----- EXCERPT TO READ -----

Dogs are the best medicine for Wounded Veterans

Tamar Geller with SoldiersHow animals help soldiers in need regain their trust in humanity and get the love they deserve

By Kelsey Duckett

(Note: We know that this is an article we featured in July of 2011, but we thought it was an article worth sharing again!)

Tamar Geller: A Trainer’s Perspective

Operation Heroes & Hounds, created in 2008 by popular dog trainer Tamar Geller, pairs veterans with shelter dogs, most who have behavior problems or are on euthanasia lists. The program helps wounded soldiers and active-duty Marines at Camp Pendleton in San Diego work with the dogs, following Geller’s positive training methods. Through organizations such as this, and similar programs across the country, members of the United States military and shelter dogs are receiving the love and attention they deserve to live happier, more comfortable lives.

Why did you start Operation Heroes & Hounds?

-----

WORK ORDER 1: Repeat the part of the article on Operation Heroes & Hounds that opens with the words containing "(Note: We know" and closes with "Heroes & Hounds?", switching "shelter dogs" to "rescue dogs".
WORK ORDER 2: Decide whether each statement agrees with the article on Operation Heroes & Hounds, answering yes or no and quoting the deciding words: (a) Tamar Geller created the program in 2008. (b) The program works with active-duty Marines at Camp Lejeune. (c) The article was first featured in July of 2011.
The data after the article on Operation Heroes & Hounds is separate material.

----- SUPPLIED DATA -----

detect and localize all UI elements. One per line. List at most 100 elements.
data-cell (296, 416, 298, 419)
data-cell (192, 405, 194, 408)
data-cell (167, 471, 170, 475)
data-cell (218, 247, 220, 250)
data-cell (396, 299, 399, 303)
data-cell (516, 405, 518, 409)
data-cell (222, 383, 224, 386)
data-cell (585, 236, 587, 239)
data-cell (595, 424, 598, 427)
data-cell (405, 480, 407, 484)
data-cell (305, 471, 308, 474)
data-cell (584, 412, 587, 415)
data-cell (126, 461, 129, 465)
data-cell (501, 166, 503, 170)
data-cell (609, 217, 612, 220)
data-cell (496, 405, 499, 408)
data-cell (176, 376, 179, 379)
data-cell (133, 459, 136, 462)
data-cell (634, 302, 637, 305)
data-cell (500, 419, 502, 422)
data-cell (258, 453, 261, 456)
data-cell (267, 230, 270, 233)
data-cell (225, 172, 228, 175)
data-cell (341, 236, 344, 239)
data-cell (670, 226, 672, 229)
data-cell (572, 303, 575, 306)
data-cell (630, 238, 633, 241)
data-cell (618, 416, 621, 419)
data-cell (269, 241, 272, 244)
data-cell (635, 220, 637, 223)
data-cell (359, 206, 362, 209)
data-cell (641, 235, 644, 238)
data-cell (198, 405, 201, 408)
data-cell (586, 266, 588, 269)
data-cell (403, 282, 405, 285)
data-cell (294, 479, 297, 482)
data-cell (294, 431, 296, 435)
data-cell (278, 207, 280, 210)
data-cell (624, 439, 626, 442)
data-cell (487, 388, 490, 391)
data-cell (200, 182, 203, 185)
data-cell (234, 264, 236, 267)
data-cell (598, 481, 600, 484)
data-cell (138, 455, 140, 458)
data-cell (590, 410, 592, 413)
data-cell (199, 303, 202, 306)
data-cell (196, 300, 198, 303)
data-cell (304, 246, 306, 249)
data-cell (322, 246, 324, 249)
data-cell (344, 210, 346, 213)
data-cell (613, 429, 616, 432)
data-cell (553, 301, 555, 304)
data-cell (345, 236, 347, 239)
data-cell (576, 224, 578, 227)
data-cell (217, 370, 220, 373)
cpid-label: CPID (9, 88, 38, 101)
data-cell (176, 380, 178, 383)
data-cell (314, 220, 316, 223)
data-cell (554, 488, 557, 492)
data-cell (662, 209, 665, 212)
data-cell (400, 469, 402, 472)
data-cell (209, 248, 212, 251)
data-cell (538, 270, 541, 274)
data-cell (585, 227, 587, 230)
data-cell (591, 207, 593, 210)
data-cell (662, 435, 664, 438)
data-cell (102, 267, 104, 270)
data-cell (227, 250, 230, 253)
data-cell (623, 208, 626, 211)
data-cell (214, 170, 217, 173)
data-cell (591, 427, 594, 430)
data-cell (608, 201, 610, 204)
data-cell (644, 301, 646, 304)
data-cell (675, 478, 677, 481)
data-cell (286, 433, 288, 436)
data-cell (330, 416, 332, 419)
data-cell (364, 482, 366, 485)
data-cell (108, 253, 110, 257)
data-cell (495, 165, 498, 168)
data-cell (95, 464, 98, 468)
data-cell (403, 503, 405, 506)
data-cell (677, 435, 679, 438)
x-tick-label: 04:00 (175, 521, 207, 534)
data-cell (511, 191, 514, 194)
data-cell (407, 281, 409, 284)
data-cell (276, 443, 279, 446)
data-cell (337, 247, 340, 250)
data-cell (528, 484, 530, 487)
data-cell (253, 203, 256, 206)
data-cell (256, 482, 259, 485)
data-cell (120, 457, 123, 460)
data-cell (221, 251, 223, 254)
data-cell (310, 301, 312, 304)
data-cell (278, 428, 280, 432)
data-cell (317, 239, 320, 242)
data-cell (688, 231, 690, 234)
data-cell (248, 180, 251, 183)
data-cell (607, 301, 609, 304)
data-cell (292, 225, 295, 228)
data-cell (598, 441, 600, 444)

-----

YOUR RESPONSE 1:
(Note: We know that this is an article we featured in July of 2011, but we thought it was an article worth sharing again!)

Tamar Geller: A Trainer’s Perspective

Operation Heroes & Hounds, created in 2008 by popular dog trainer Tamar Geller, pairs veterans with rescue dogs, most who have behavior problems or are on euthanasia lists. The program helps wounded soldiers and active-duty Marines at Camp Pendleton in San Diego work with the dogs, following Geller’s positive training methods. Through organizations such as this, and similar programs across the country, members of the United States military and rescue dogs are receiving the love and attention they deserve to live happier, more comfortable lives.

Why did you start Operation Heroes & Hounds?

YOUR RESPONSE 2:
(a) Yes: "created in 2008 by popular dog trainer Tamar Geller"
(b) No: "active-duty Marines at Camp Pendleton in San Diego"
(c) Yes: "this is an article we featured in July of 2011"